**What is expected:** Show every line in the entries below where the word "como" appears.

** START Material to process **

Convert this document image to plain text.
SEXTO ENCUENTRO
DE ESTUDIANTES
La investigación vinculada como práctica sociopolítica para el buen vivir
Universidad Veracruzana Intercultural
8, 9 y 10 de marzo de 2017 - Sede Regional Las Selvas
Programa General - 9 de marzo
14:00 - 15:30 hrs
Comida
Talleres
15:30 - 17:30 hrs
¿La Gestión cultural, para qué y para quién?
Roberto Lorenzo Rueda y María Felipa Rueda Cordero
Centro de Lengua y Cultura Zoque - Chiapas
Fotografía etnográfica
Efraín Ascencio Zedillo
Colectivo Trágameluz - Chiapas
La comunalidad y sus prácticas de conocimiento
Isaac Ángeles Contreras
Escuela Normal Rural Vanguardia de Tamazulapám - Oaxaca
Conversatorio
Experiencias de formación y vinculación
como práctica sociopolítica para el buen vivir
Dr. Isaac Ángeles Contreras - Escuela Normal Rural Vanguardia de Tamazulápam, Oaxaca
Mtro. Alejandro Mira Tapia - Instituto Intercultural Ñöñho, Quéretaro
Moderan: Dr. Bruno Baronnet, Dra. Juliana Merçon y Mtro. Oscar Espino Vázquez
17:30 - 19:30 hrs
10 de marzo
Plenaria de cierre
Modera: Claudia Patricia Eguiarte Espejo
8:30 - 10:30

** END Material to process **

**Written answer:**
La investigación vinculada como práctica sociopolítica para el buen vivir
como práctica sociopolítica para el buen vivir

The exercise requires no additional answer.